╭─ EXERCISE MATERIALS

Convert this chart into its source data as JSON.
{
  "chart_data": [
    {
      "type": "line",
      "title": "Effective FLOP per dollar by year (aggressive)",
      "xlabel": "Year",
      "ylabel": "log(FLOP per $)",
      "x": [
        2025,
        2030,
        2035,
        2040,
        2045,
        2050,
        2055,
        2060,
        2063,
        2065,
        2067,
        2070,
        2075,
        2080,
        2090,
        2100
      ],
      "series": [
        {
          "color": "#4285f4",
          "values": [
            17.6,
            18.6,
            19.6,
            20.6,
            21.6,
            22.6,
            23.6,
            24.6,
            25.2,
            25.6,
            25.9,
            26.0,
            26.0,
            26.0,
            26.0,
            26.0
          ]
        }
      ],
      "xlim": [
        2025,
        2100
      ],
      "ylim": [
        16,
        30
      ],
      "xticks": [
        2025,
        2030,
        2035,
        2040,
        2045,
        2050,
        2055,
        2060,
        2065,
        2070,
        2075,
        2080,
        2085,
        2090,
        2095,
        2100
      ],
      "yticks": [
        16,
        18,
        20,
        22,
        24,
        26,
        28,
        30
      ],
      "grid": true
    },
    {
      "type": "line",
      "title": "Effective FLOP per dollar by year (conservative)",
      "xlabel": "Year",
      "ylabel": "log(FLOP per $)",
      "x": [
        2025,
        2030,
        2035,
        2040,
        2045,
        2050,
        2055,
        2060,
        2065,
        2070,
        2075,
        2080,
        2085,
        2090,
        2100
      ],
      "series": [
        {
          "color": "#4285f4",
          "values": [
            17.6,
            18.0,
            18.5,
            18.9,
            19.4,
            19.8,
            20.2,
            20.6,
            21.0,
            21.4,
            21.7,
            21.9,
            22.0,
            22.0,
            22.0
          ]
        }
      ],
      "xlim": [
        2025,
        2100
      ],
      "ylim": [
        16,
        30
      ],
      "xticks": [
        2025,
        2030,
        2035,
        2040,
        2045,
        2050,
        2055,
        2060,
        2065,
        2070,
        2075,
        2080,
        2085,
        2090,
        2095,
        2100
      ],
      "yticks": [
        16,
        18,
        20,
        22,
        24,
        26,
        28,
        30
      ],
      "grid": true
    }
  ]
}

╰─

- YOUR GOAL:
Copy each line above containing the string "dollar".

- FINISHED ANSWER:
      "title": "Effective FLOP per dollar by year (aggressive)",
      "title": "Effective FLOP per dollar by year (conservative)",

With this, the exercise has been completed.